(Items listed in a dataset)
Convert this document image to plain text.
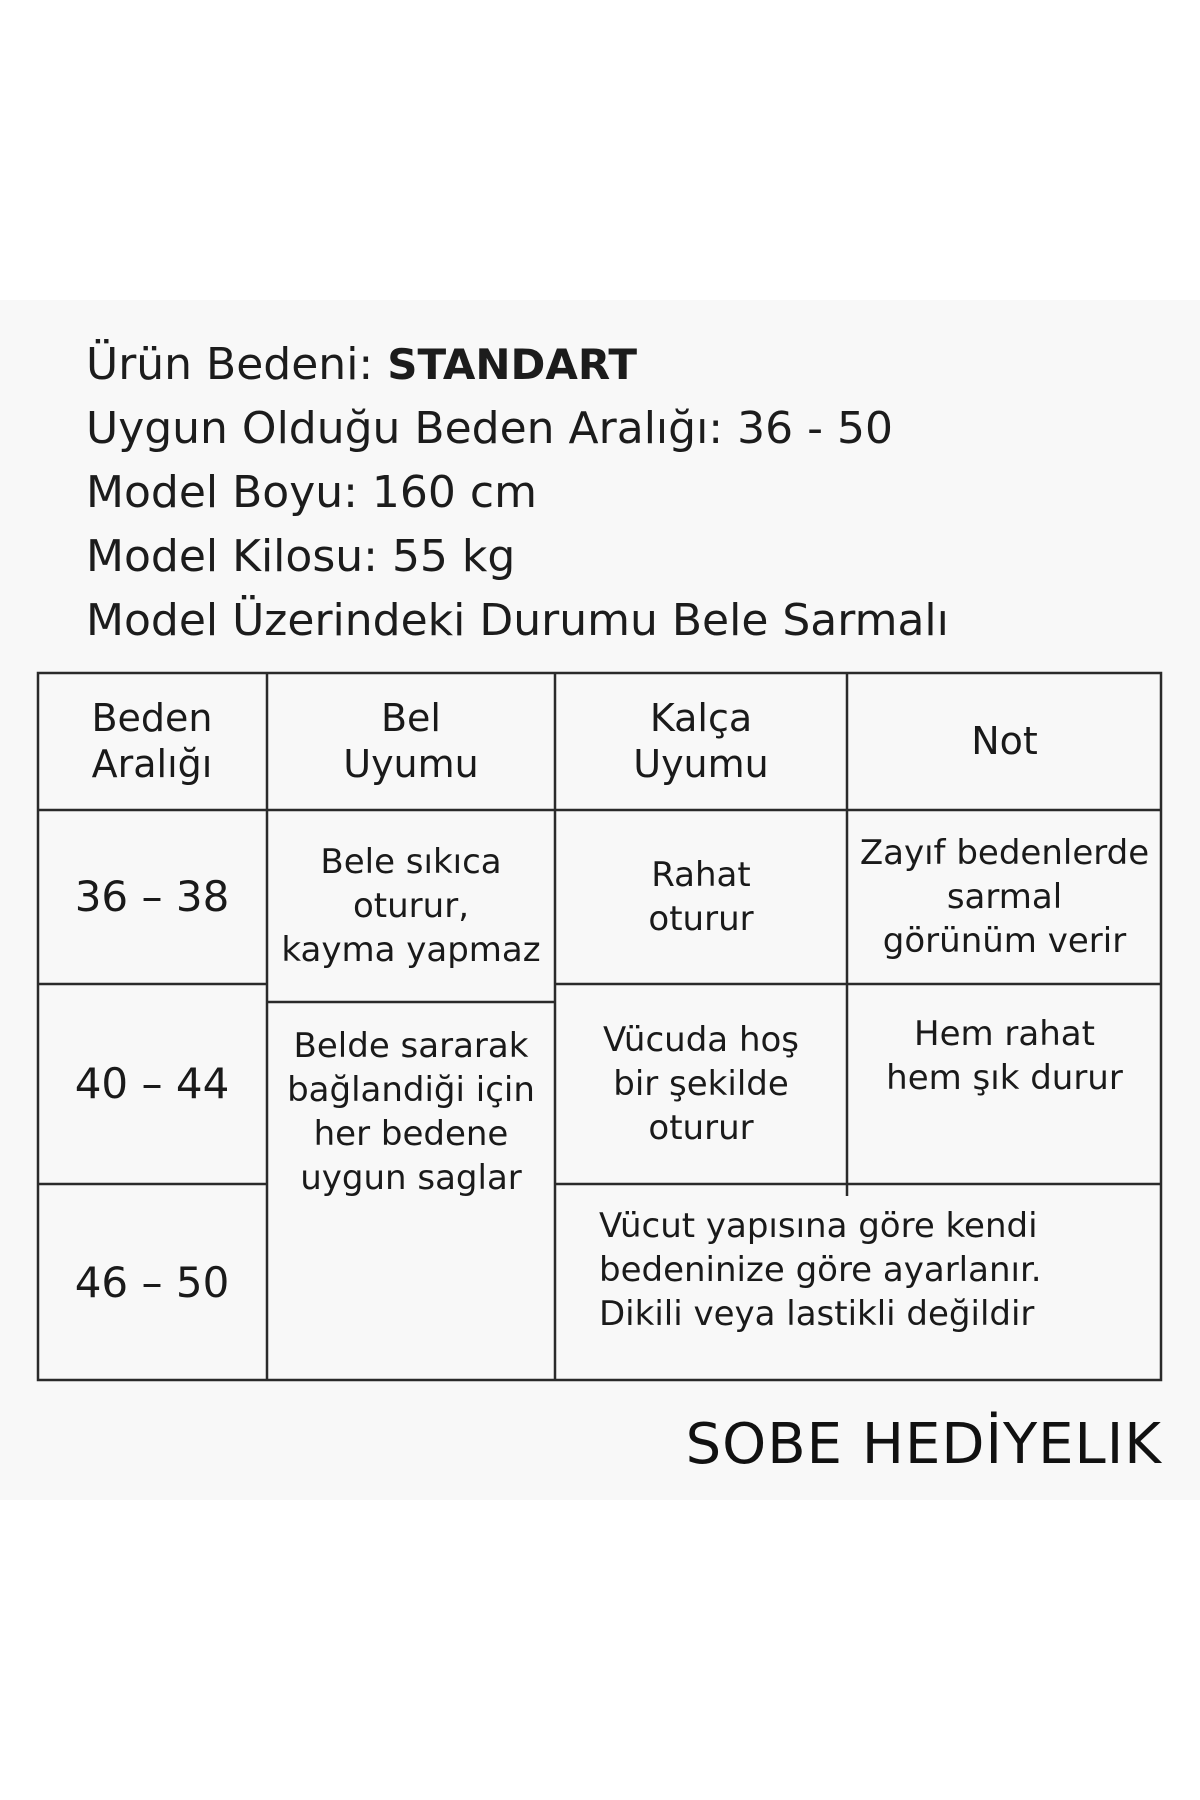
Ürün Bedeni: STANDART
Uygun Olduğu Beden Aralığı: 36 - 50
Model Boyu: 160 cm
Model Kilosu: 55 kg
Model Üzerindeki Durumu Bele Sarmalı
Beden
Aralığı
Bel
Uyumu
Kalça
Uyumu
Not
36 – 38
40 – 44
46 – 50
Bele sıkıca
oturur,
kayma yapmaz
Belde sararak
bağlandiği için
her bedene
uygun saglar
Rahat
oturur
Vücuda hoş
bir şekilde
oturur
Zayıf bedenlerde
sarmal
görünüm verir
Hem rahat
hem şık durur
Vücut yapısına göre kendi
bedeninize göre ayarlanır.
Dikili veya lastikli değildir
SOBE HEDİYELIK
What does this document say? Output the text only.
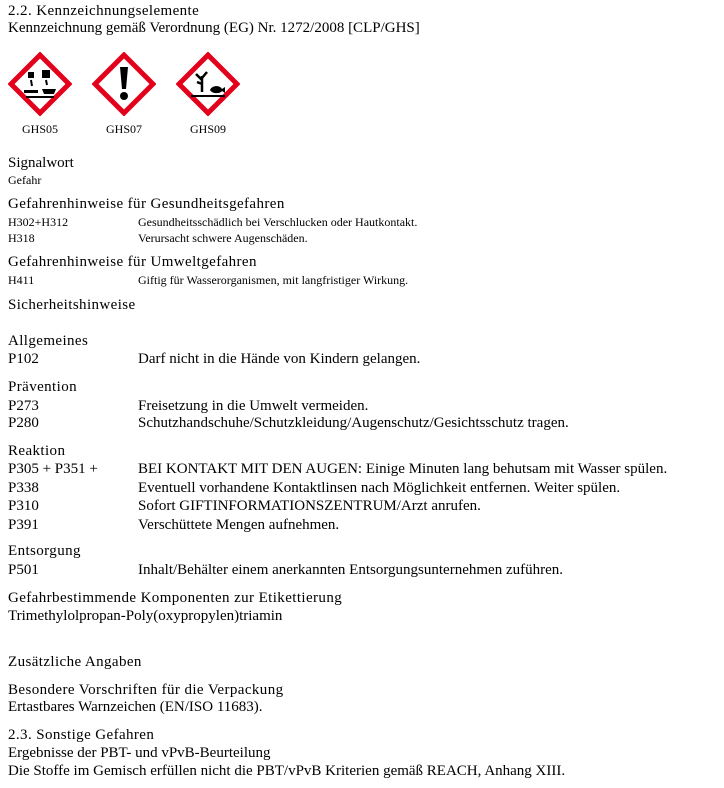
2.2. Kennzeichnungselemente
Kennzeichnung gemäß Verordnung (EG) Nr. 1272/2008 [CLP/GHS]
GHS05	GHS07	GHS09
Signalwort
Gefahr
Gefahrenhinweise für Gesundheitsgefahren
H302+H312	Gesundheitsschädlich bei Verschlucken oder Hautkontakt.
H318	Verursacht schwere Augenschäden.
Gefahrenhinweise für Umweltgefahren
H411	Giftig für Wasserorganismen, mit langfristiger Wirkung.
Sicherheitshinweise
Allgemeines
P102	Darf nicht in die Hände von Kindern gelangen.
Prävention
P273	Freisetzung in die Umwelt vermeiden.
P280	Schutzhandschuhe/Schutzkleidung/Augenschutz/Gesichtsschutz tragen.
Reaktion
P305 + P351 +	BEI KONTAKT MIT DEN AUGEN: Einige Minuten lang behutsam mit Wasser spülen.
P338	Eventuell vorhandene Kontaktlinsen nach Möglichkeit entfernen. Weiter spülen.
P310	Sofort GIFTINFORMATIONSZENTRUM/Arzt anrufen.
P391	Verschüttete Mengen aufnehmen.
Entsorgung
P501	Inhalt/Behälter einem anerkannten Entsorgungsunternehmen zuführen.
Gefahrbestimmende Komponenten zur Etikettierung
Trimethylolpropan-Poly(oxypropylen)triamin
Zusätzliche Angaben
Besondere Vorschriften für die Verpackung
Ertastbares Warnzeichen (EN/ISO 11683).
2.3. Sonstige Gefahren
Ergebnisse der PBT- und vPvB-Beurteilung
Die Stoffe im Gemisch erfüllen nicht die PBT/vPvB Kriterien gemäß REACH, Anhang XIII.
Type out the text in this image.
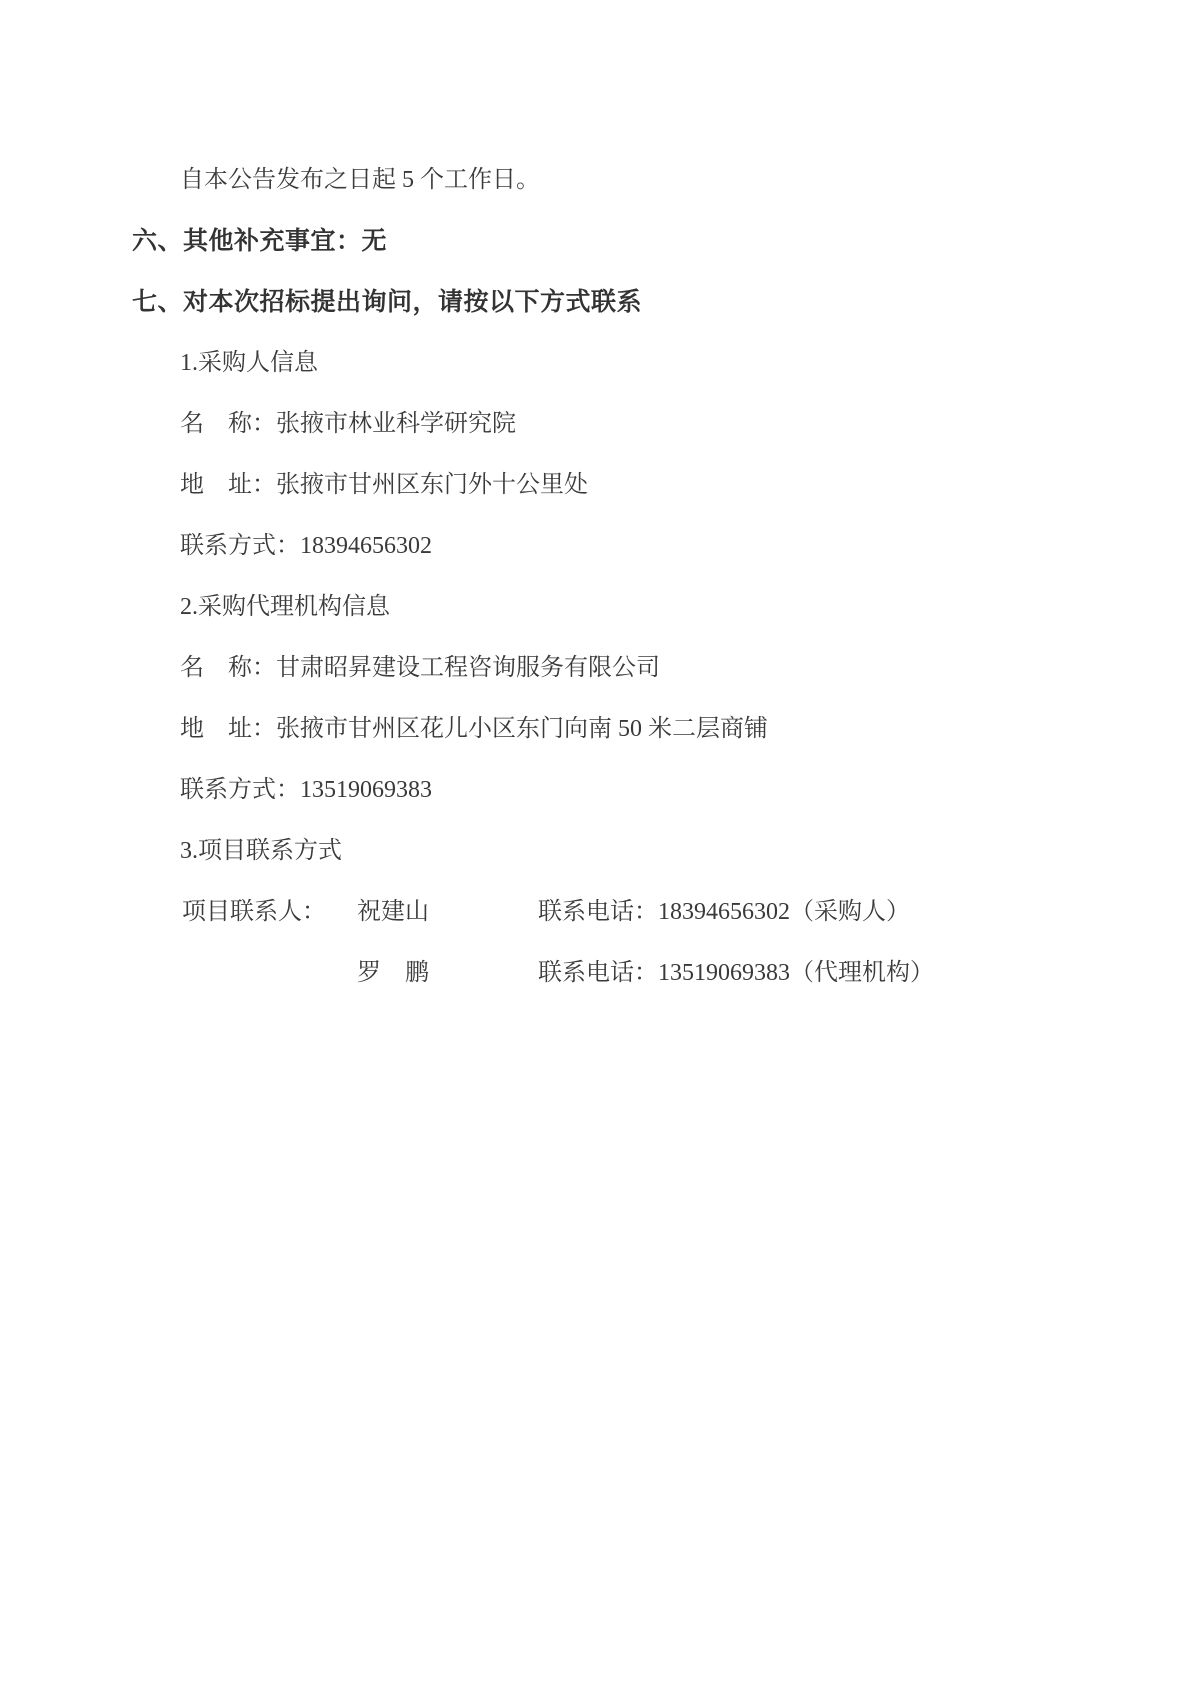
自本公告发布之日起 5 个工作日。

六、其他补充事宜：无

七、对本次招标提出询问，请按以下方式联系

1.采购人信息

名　称：张掖市林业科学研究院

地　址：张掖市甘州区东门外十公里处

联系方式：18394656302

2.采购代理机构信息

名　称：甘肃昭昇建设工程咨询服务有限公司

地　址：张掖市甘州区花儿小区东门向南 50 米二层商铺

联系方式：13519069383

3.项目联系方式

项目联系人：

祝建山

	联系电话：18394656302（采购人）

罗　鹏

	联系电话：13519069383（代理机构）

■ Your objective ■
Make a word-for-word copy of the entries, without any pictures.

■ Response below ■
Convert this document image to plain text.
Ürün Bedeni: STANDART
Uygun Olduğu Beden Aralığı: 36 - 50
Model Boyu: 160 cm
Model Kilosu: 55 kg
Model Üzerindeki Durumu Bele Sarmalı
Beden
Aralığı
Bel
Uyumu
Kalça
Uyumu
Not
36 – 38
40 – 44
46 – 50
Bele sıkıca
oturur,
kayma yapmaz
Belde sararak
bağlandiği için
her bedene
uygun saglar
Rahat
oturur
Vücuda hoş
bir şekilde
oturur
Zayıf bedenlerde
sarmal
görünüm verir
Hem rahat
hem şık durur
Vücut yapısına göre kendi
bedeninize göre ayarlanır.
Dikili veya lastikli değildir
SOBE HEDİYELIK
What does this document say? Output the text only.
2.2. Kennzeichnungselemente
Kennzeichnung gemäß Verordnung (EG) Nr. 1272/2008 [CLP/GHS]
GHS05	GHS07	GHS09
Signalwort
Gefahr
Gefahrenhinweise für Gesundheitsgefahren
H302+H312	Gesundheitsschädlich bei Verschlucken oder Hautkontakt.
H318	Verursacht schwere Augenschäden.
Gefahrenhinweise für Umweltgefahren
H411	Giftig für Wasserorganismen, mit langfristiger Wirkung.
Sicherheitshinweise
Allgemeines
P102	Darf nicht in die Hände von Kindern gelangen.
Prävention
P273	Freisetzung in die Umwelt vermeiden.
P280	Schutzhandschuhe/Schutzkleidung/Augenschutz/Gesichtsschutz tragen.
Reaktion
P305 + P351 +	BEI KONTAKT MIT DEN AUGEN: Einige Minuten lang behutsam mit Wasser spülen.
P338	Eventuell vorhandene Kontaktlinsen nach Möglichkeit entfernen. Weiter spülen.
P310	Sofort GIFTINFORMATIONSZENTRUM/Arzt anrufen.
P391	Verschüttete Mengen aufnehmen.
Entsorgung
P501	Inhalt/Behälter einem anerkannten Entsorgungsunternehmen zuführen.
Gefahrbestimmende Komponenten zur Etikettierung
Trimethylolpropan-Poly(oxypropylen)triamin
Zusätzliche Angaben
Besondere Vorschriften für die Verpackung
Ertastbares Warnzeichen (EN/ISO 11683).
2.3. Sonstige Gefahren
Ergebnisse der PBT- und vPvB-Beurteilung
Die Stoffe im Gemisch erfüllen nicht die PBT/vPvB Kriterien gemäß REACH, Anhang XIII.
Type out the text in this image.
自本公告发布之日起 5 个工作日。

六、其他补充事宜：无

七、对本次招标提出询问，请按以下方式联系

1.采购人信息

名　称：张掖市林业科学研究院

地　址：张掖市甘州区东门外十公里处

联系方式：18394656302

2.采购代理机构信息

名　称：甘肃昭昇建设工程咨询服务有限公司

地　址：张掖市甘州区花儿小区东门向南 50 米二层商铺

联系方式：13519069383

3.项目联系方式

项目联系人：

祝建山

	联系电话：18394656302（采购人）

罗　鹏

	联系电话：13519069383（代理机构）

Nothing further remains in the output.